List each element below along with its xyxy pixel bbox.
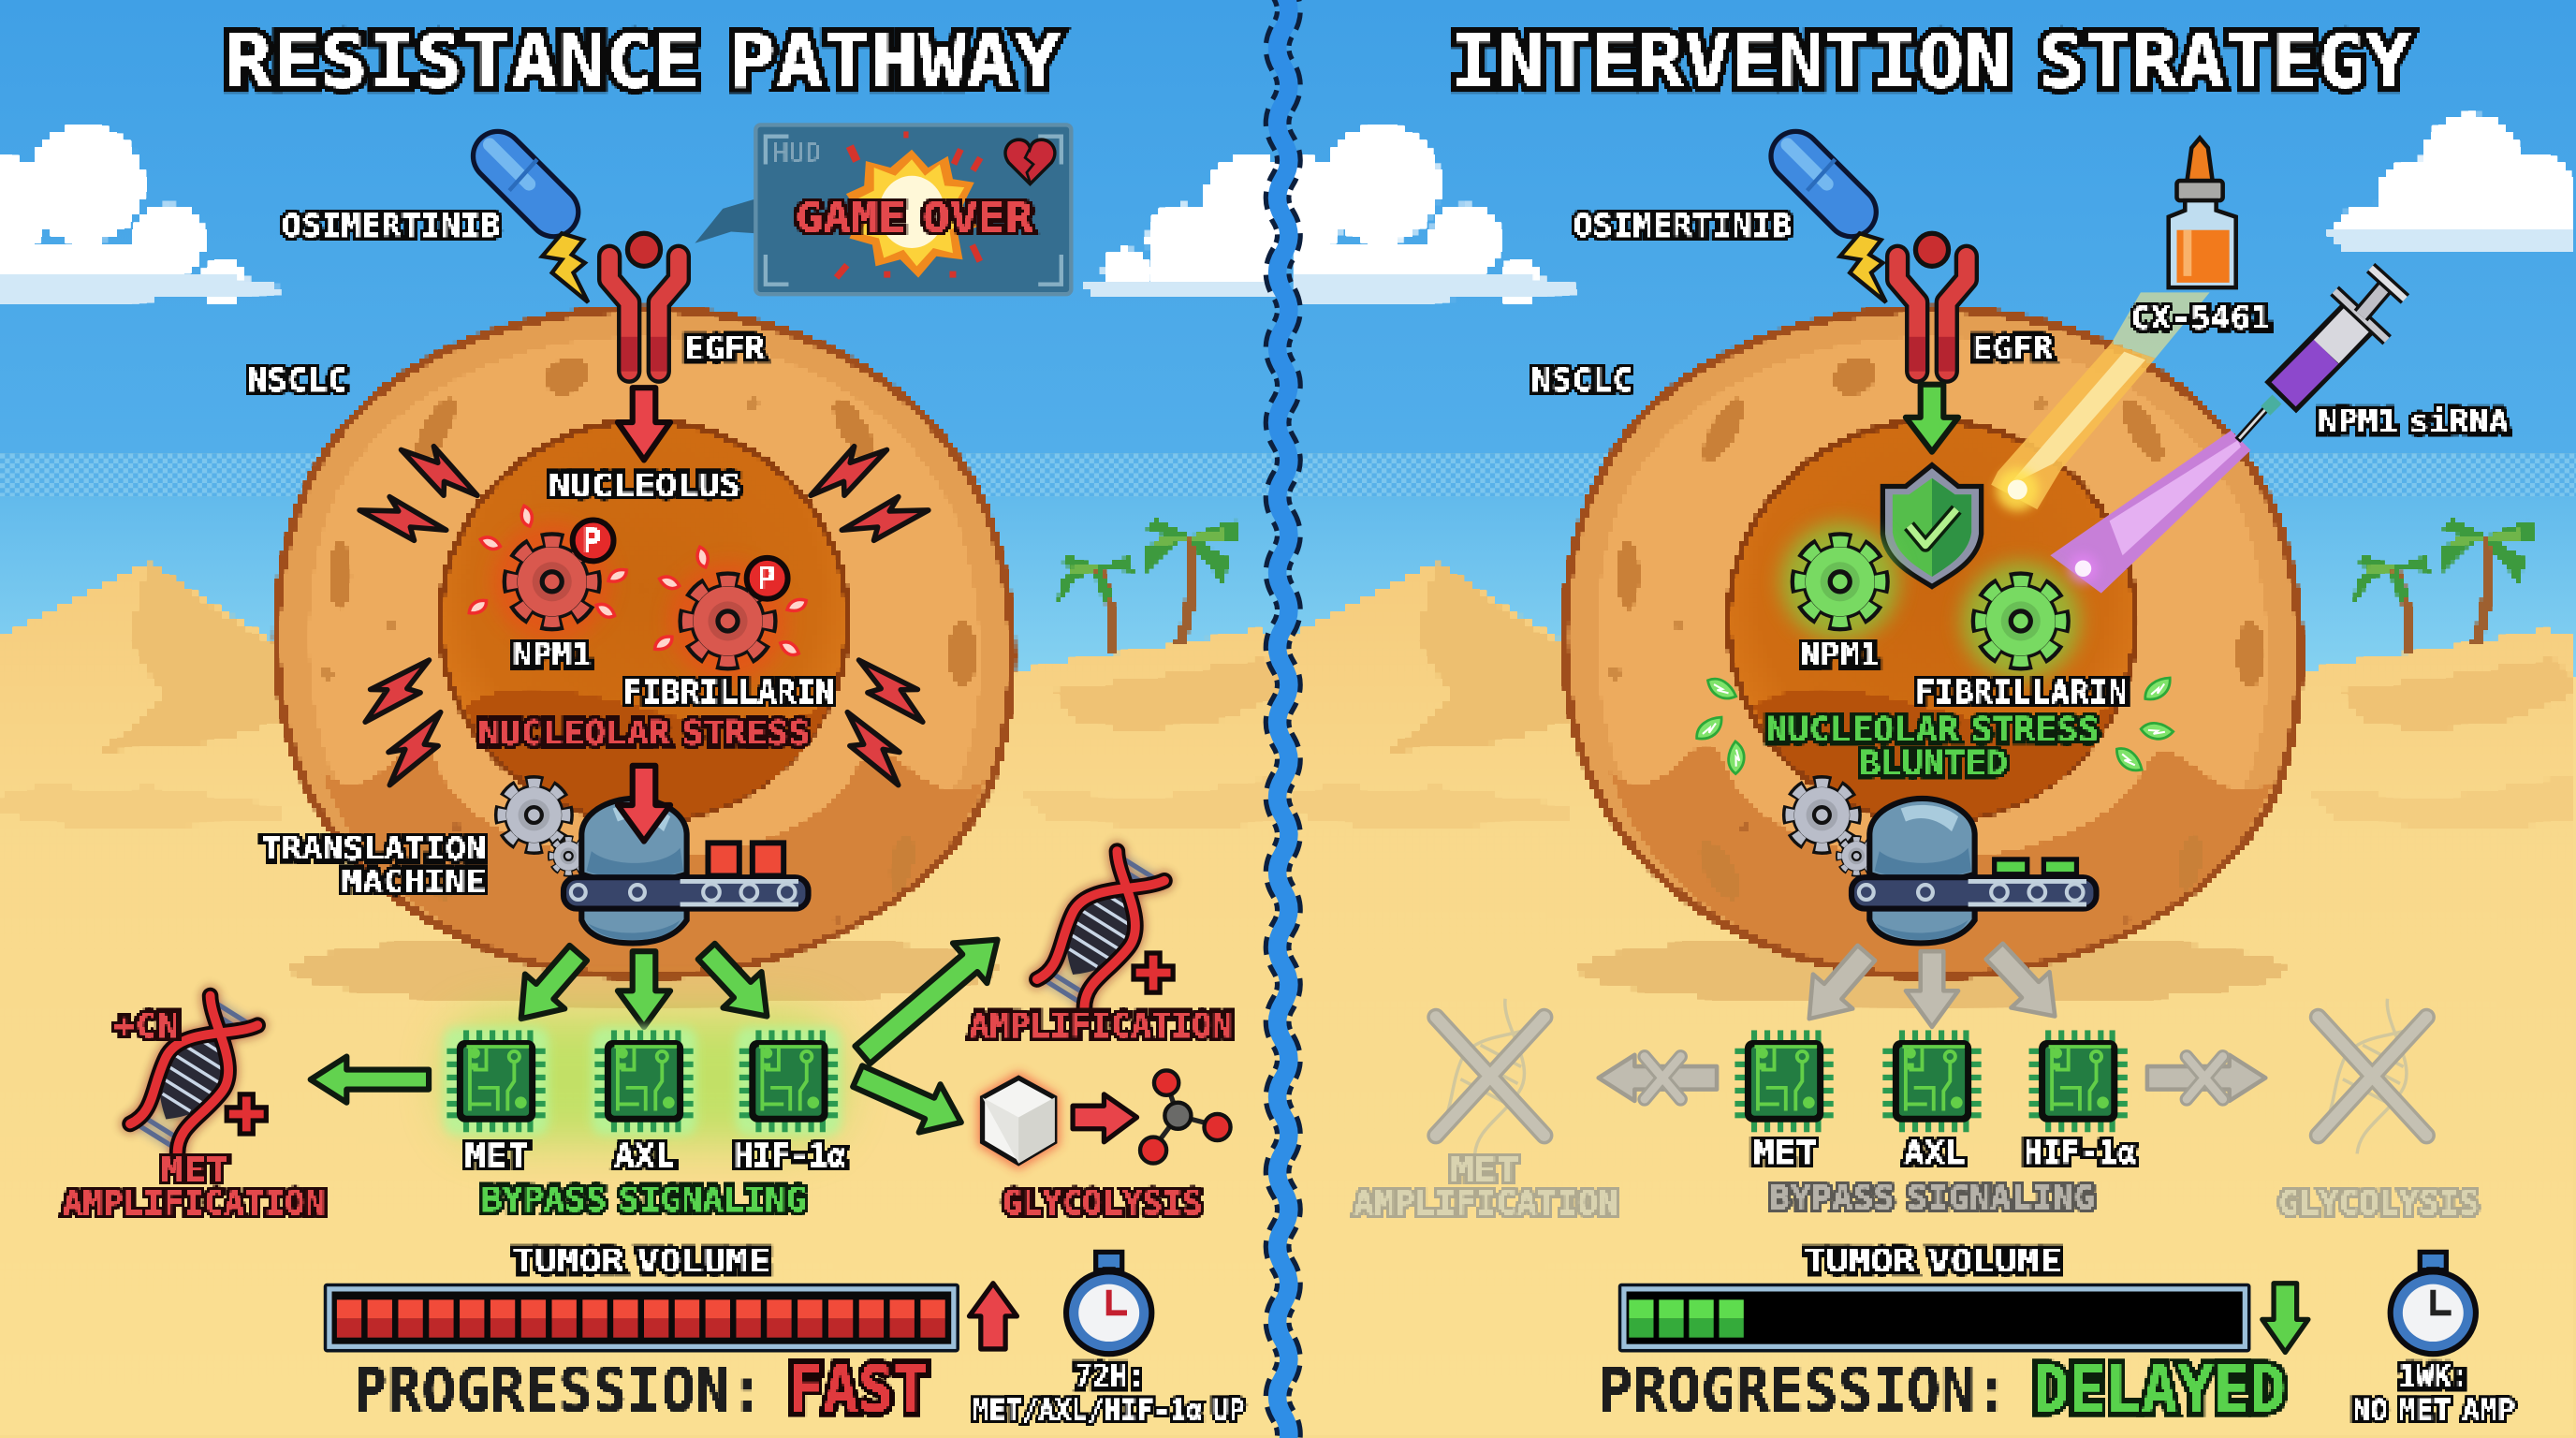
arrows: machine to kinases — [502, 933, 786, 1036]
title right: INTERVENTION STRATEGY — [1451, 19, 2412, 105]
label CX-5461: CX-5461 — [2130, 300, 2271, 337]
icon: stopwatch 1wk — [2391, 1252, 2476, 1354]
beam: NPM1 siRNA — [2050, 431, 2250, 594]
label NSCLC: NSCLC — [1531, 362, 1633, 400]
gear: fibrillarin restored — [1962, 562, 2080, 681]
label translation machine: TRANSLATION — [261, 830, 487, 868]
label fibrillarin: FIBRILLARIN — [1915, 674, 2128, 712]
right panel background — [1288, 0, 2576, 829]
icon: molecule — [1140, 1070, 1231, 1164]
label bypass signaling: BYPASS SIGNALING — [481, 1181, 807, 1220]
label no MET amp: NO MET AMP — [2352, 1394, 2515, 1427]
label NPM1: NPM1 — [513, 637, 592, 674]
icon: osimertinib capsule and lightning — [1788, 144, 1886, 302]
all text labels right — [1354, 19, 2515, 1428]
stress bolts right — [810, 432, 935, 785]
label MET faded: MET — [1451, 1152, 1519, 1190]
label NPM1: NPM1 — [1801, 637, 1880, 674]
arrow: stress to machine — [618, 766, 670, 842]
label glycolysis: GLYCOLYSIS — [1003, 1184, 1203, 1223]
left panel drawings — [125, 125, 1231, 1354]
label NPM1 siRNA: NPM1 siRNA — [2318, 404, 2509, 441]
translation machine right — [1788, 781, 2097, 943]
palm trees right panel — [2354, 520, 2537, 654]
beam: CX-5461 — [1991, 292, 2210, 511]
tumor volume bar delayed — [1618, 1284, 2250, 1352]
cell shadows — [291, 933, 2285, 1005]
label HIF-1a: HIF-1α — [2024, 1135, 2136, 1172]
clouds left panel — [0, 125, 1301, 305]
label AXL: AXL — [1904, 1135, 1965, 1172]
label nucleolus: NUCLEOLUS — [549, 467, 741, 505]
icon: stopwatch 72h — [1066, 1252, 1151, 1354]
stress bolts left — [353, 432, 478, 785]
icon: CX-5461 vial — [2169, 138, 2236, 287]
label bypass signaling muted: BYPASS SIGNALING — [1769, 1180, 2095, 1218]
bypass glow — [446, 1016, 842, 1144]
label EGFR: EGFR — [684, 330, 765, 367]
chip: HIF-1a — [736, 1027, 842, 1136]
label 72H: 72H: — [1075, 1357, 1145, 1395]
chip: AXL — [592, 1027, 696, 1136]
label MET: MET — [1753, 1135, 1817, 1172]
chip: HIF-1a right — [2029, 1030, 2128, 1132]
palm trees left panel — [1058, 520, 1240, 654]
divider: wavy pixel ribbon — [1278, 0, 1289, 1438]
label translation machine line 2: MACHINE — [342, 863, 487, 901]
label osimertinib: OSIMERTINIB — [282, 208, 500, 245]
label nucleolar stress: NUCLEOLAR STRESS — [1766, 712, 2100, 750]
right panel drawings — [1426, 138, 2476, 1354]
label MET amplification: MET — [161, 1152, 228, 1190]
left panel background — [0, 0, 1288, 829]
label tumor volume: TUMOR VOLUME — [513, 1242, 770, 1280]
gear: NPM1 phosphorylated — [467, 506, 628, 640]
clouds right panel — [1251, 113, 2576, 305]
game over text: GAME OVER — [795, 194, 1034, 242]
title left: RESISTANCE PATHWAY — [225, 19, 1061, 105]
label HIF-1a: HIF-1α — [735, 1137, 846, 1175]
label genes up: MET/AXL/HIF-1α UP — [973, 1394, 1245, 1427]
phospho P 2: P — [756, 560, 776, 598]
crossed out MET amplification — [1426, 994, 1555, 1158]
HUD label: HUD — [772, 139, 822, 168]
arrow: sugar to pyruvate — [1073, 1094, 1137, 1142]
dunes and sand left panel — [0, 560, 1288, 829]
phospho P: P — [582, 522, 602, 561]
chip: MET — [444, 1027, 549, 1136]
dunes and sand right panel — [1288, 560, 2573, 829]
gear: NPM1 restored — [1781, 522, 1899, 640]
progression value fast: FAST — [788, 1353, 929, 1428]
icon: sugar cube — [977, 1071, 1060, 1170]
arrow: EGFR to nucleolus green — [1906, 385, 1958, 452]
icon: EGFR receptor — [1897, 233, 1967, 372]
progression value delayed: DELAYED — [2033, 1353, 2286, 1428]
chip: AXL right — [1882, 1030, 1982, 1132]
icon: explosion — [846, 150, 977, 278]
chip: MET right — [1734, 1030, 1834, 1132]
arrow: volume down — [2262, 1284, 2308, 1352]
gear: fibrillarin phosphorylated — [652, 547, 807, 681]
calm green sparks right — [2115, 678, 2174, 776]
translation machine left — [500, 781, 809, 943]
tumor volume bar fast — [324, 1284, 959, 1352]
arrow: volume up — [970, 1284, 1017, 1349]
progression label: PROGRESSION: — [353, 1357, 764, 1427]
label amplification: AMPLIFICATION — [970, 1006, 1232, 1045]
label nucleolar stress: NUCLEOLAR STRESS — [478, 714, 810, 753]
label EGFR: EGFR — [1972, 330, 2053, 367]
explosion debris — [834, 131, 983, 280]
arrows: chips to outcomes — [311, 919, 1015, 1147]
label tumor volume: TUMOR VOLUME — [1804, 1242, 2062, 1280]
icon: NPM1 siRNA syringe — [2237, 268, 2405, 440]
label NSCLC: NSCLC — [247, 362, 347, 400]
arrows: blocked machine output — [1790, 933, 2074, 1036]
label glycolysis faded: GLYCOLYSIS — [2278, 1184, 2479, 1223]
product blocks red — [708, 843, 783, 875]
NSCLC tumour cell left — [276, 309, 1012, 976]
label osimertinib: OSIMERTINIB — [1573, 208, 1792, 245]
NSCLC tumour cell right — [1564, 309, 2300, 976]
arrow: EGFR to nucleolus — [618, 388, 670, 460]
label fibrillarin: FIBRILLARIN — [622, 674, 835, 712]
label blunted: BLUNTED — [1860, 745, 2008, 784]
progression label: PROGRESSION: — [1599, 1357, 2009, 1427]
label +CN: +CN — [113, 1006, 179, 1045]
icon: DNA amplification — [1032, 848, 1173, 1012]
label AXL: AXL — [614, 1137, 675, 1175]
icon: DNA MET amplification — [125, 993, 266, 1156]
calm green sparks left — [1694, 672, 1751, 774]
icon: EGFR receptor — [609, 233, 679, 372]
all text labels left — [63, 19, 1245, 1428]
product blocks green — [1995, 859, 2076, 874]
icon: broken heart — [1005, 139, 1055, 184]
label amplification faded: AMPLIFICATION — [1354, 1184, 1618, 1223]
label 1WK: 1WK: — [2398, 1357, 2469, 1395]
blocked arrow left — [1599, 1055, 1717, 1101]
label MET: MET — [465, 1137, 529, 1175]
icon: protective shield — [1882, 465, 1982, 587]
crossed out glycolysis — [2307, 994, 2437, 1158]
label MET amplification line 2: AMPLIFICATION — [63, 1184, 326, 1223]
icon: osimertinib capsule and lightning — [490, 144, 588, 302]
blocked arrow right — [2147, 1055, 2265, 1101]
HUD game over panel — [695, 125, 1071, 294]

# # # # #

## The task
If a record holds a picture, leave the picture out and transcribe everything else exactly.

## Answer area
List each element below along with its xyxy pixel bbox.
arrows: machine to kinases — [502, 933, 786, 1036]
title right: INTERVENTION STRATEGY — [1451, 19, 2412, 105]
label CX-5461: CX-5461 — [2130, 300, 2271, 337]
icon: stopwatch 1wk — [2391, 1252, 2476, 1354]
beam: NPM1 siRNA — [2050, 431, 2250, 594]
label NSCLC: NSCLC — [1531, 362, 1633, 400]
gear: fibrillarin restored — [1962, 562, 2080, 681]
label translation machine: TRANSLATION — [261, 830, 487, 868]
label fibrillarin: FIBRILLARIN — [1915, 674, 2128, 712]
right panel background — [1288, 0, 2576, 829]
icon: molecule — [1140, 1070, 1231, 1164]
label bypass signaling: BYPASS SIGNALING — [481, 1181, 807, 1220]
label no MET amp: NO MET AMP — [2352, 1394, 2515, 1427]
label NPM1: NPM1 — [513, 637, 592, 674]
icon: osimertinib capsule and lightning — [1788, 144, 1886, 302]
all text labels right — [1354, 19, 2515, 1428]
stress bolts right — [810, 432, 935, 785]
label MET faded: MET — [1451, 1152, 1519, 1190]
label NPM1: NPM1 — [1801, 637, 1880, 674]
arrow: stress to machine — [618, 766, 670, 842]
label glycolysis: GLYCOLYSIS — [1003, 1184, 1203, 1223]
left panel drawings — [125, 125, 1231, 1354]
label NPM1 siRNA: NPM1 siRNA — [2318, 404, 2509, 441]
translation machine right — [1788, 781, 2097, 943]
palm trees right panel — [2354, 520, 2537, 654]
beam: CX-5461 — [1991, 292, 2210, 511]
tumor volume bar delayed — [1618, 1284, 2250, 1352]
cell shadows — [291, 933, 2285, 1005]
label HIF-1a: HIF-1α — [2024, 1135, 2136, 1172]
clouds left panel — [0, 125, 1301, 305]
label AXL: AXL — [1904, 1135, 1965, 1172]
label nucleolus: NUCLEOLUS — [549, 467, 741, 505]
icon: stopwatch 72h — [1066, 1252, 1151, 1354]
stress bolts left — [353, 432, 478, 785]
icon: CX-5461 vial — [2169, 138, 2236, 287]
label bypass signaling muted: BYPASS SIGNALING — [1769, 1180, 2095, 1218]
bypass glow — [446, 1016, 842, 1144]
label EGFR: EGFR — [684, 330, 765, 367]
chip: HIF-1a — [736, 1027, 842, 1136]
label 72H: 72H: — [1075, 1357, 1145, 1395]
chip: AXL — [592, 1027, 696, 1136]
label MET: MET — [1753, 1135, 1817, 1172]
chip: HIF-1a right — [2029, 1030, 2128, 1132]
palm trees left panel — [1058, 520, 1240, 654]
divider: wavy pixel ribbon — [1278, 0, 1289, 1438]
label translation machine line 2: MACHINE — [342, 863, 487, 901]
label osimertinib: OSIMERTINIB — [282, 208, 500, 245]
label nucleolar stress: NUCLEOLAR STRESS — [1766, 712, 2100, 750]
right panel drawings — [1426, 138, 2476, 1354]
label MET amplification: MET — [161, 1152, 228, 1190]
left panel background — [0, 0, 1288, 829]
label tumor volume: TUMOR VOLUME — [513, 1242, 770, 1280]
gear: NPM1 phosphorylated — [467, 506, 628, 640]
clouds right panel — [1251, 113, 2576, 305]
game over text: GAME OVER — [795, 194, 1034, 242]
title left: RESISTANCE PATHWAY — [225, 19, 1061, 105]
label HIF-1a: HIF-1α — [735, 1137, 846, 1175]
label genes up: MET/AXL/HIF-1α UP — [973, 1394, 1245, 1427]
phospho P 2: P — [756, 560, 776, 598]
crossed out MET amplification — [1426, 994, 1555, 1158]
HUD label: HUD — [772, 139, 822, 168]
arrow: sugar to pyruvate — [1073, 1094, 1137, 1142]
dunes and sand left panel — [0, 560, 1288, 829]
phospho P: P — [582, 522, 602, 561]
chip: MET — [444, 1027, 549, 1136]
dunes and sand right panel — [1288, 560, 2573, 829]
gear: NPM1 restored — [1781, 522, 1899, 640]
progression value fast: FAST — [788, 1353, 929, 1428]
icon: sugar cube — [977, 1071, 1060, 1170]
arrow: EGFR to nucleolus green — [1906, 385, 1958, 452]
icon: EGFR receptor — [1897, 233, 1967, 372]
progression value delayed: DELAYED — [2033, 1353, 2286, 1428]
chip: AXL right — [1882, 1030, 1982, 1132]
icon: explosion — [846, 150, 977, 278]
chip: MET right — [1734, 1030, 1834, 1132]
arrow: volume down — [2262, 1284, 2308, 1352]
gear: fibrillarin phosphorylated — [652, 547, 807, 681]
calm green sparks right — [2115, 678, 2174, 776]
translation machine left — [500, 781, 809, 943]
tumor volume bar fast — [324, 1284, 959, 1352]
arrow: volume up — [970, 1284, 1017, 1349]
progression label: PROGRESSION: — [353, 1357, 764, 1427]
label amplification: AMPLIFICATION — [970, 1006, 1232, 1045]
label nucleolar stress: NUCLEOLAR STRESS — [478, 714, 810, 753]
label EGFR: EGFR — [1972, 330, 2053, 367]
explosion debris — [834, 131, 983, 280]
arrows: chips to outcomes — [311, 919, 1015, 1147]
label tumor volume: TUMOR VOLUME — [1804, 1242, 2062, 1280]
icon: NPM1 siRNA syringe — [2237, 268, 2405, 440]
label NSCLC: NSCLC — [247, 362, 347, 400]
arrows: blocked machine output — [1790, 933, 2074, 1036]
label glycolysis faded: GLYCOLYSIS — [2278, 1184, 2479, 1223]
product blocks red — [708, 843, 783, 875]
NSCLC tumour cell left — [276, 309, 1012, 976]
label osimertinib: OSIMERTINIB — [1573, 208, 1792, 245]
NSCLC tumour cell right — [1564, 309, 2300, 976]
arrow: EGFR to nucleolus — [618, 388, 670, 460]
label fibrillarin: FIBRILLARIN — [622, 674, 835, 712]
label blunted: BLUNTED — [1860, 745, 2008, 784]
progression label: PROGRESSION: — [1599, 1357, 2009, 1427]
label +CN: +CN — [113, 1006, 179, 1045]
icon: DNA amplification — [1032, 848, 1173, 1012]
label AXL: AXL — [614, 1137, 675, 1175]
icon: DNA MET amplification — [125, 993, 266, 1156]
calm green sparks left — [1694, 672, 1751, 774]
icon: EGFR receptor — [609, 233, 679, 372]
all text labels left — [63, 19, 1245, 1428]
product blocks green — [1995, 859, 2076, 874]
icon: broken heart — [1005, 139, 1055, 184]
label amplification faded: AMPLIFICATION — [1354, 1184, 1618, 1223]
label 1WK: 1WK: — [2398, 1357, 2469, 1395]
blocked arrow left — [1599, 1055, 1717, 1101]
label MET: MET — [465, 1137, 529, 1175]
icon: protective shield — [1882, 465, 1982, 587]
crossed out glycolysis — [2307, 994, 2437, 1158]
label MET amplification line 2: AMPLIFICATION — [63, 1184, 326, 1223]
icon: osimertinib capsule and lightning — [490, 144, 588, 302]
blocked arrow right — [2147, 1055, 2265, 1101]
HUD game over panel — [695, 125, 1071, 294]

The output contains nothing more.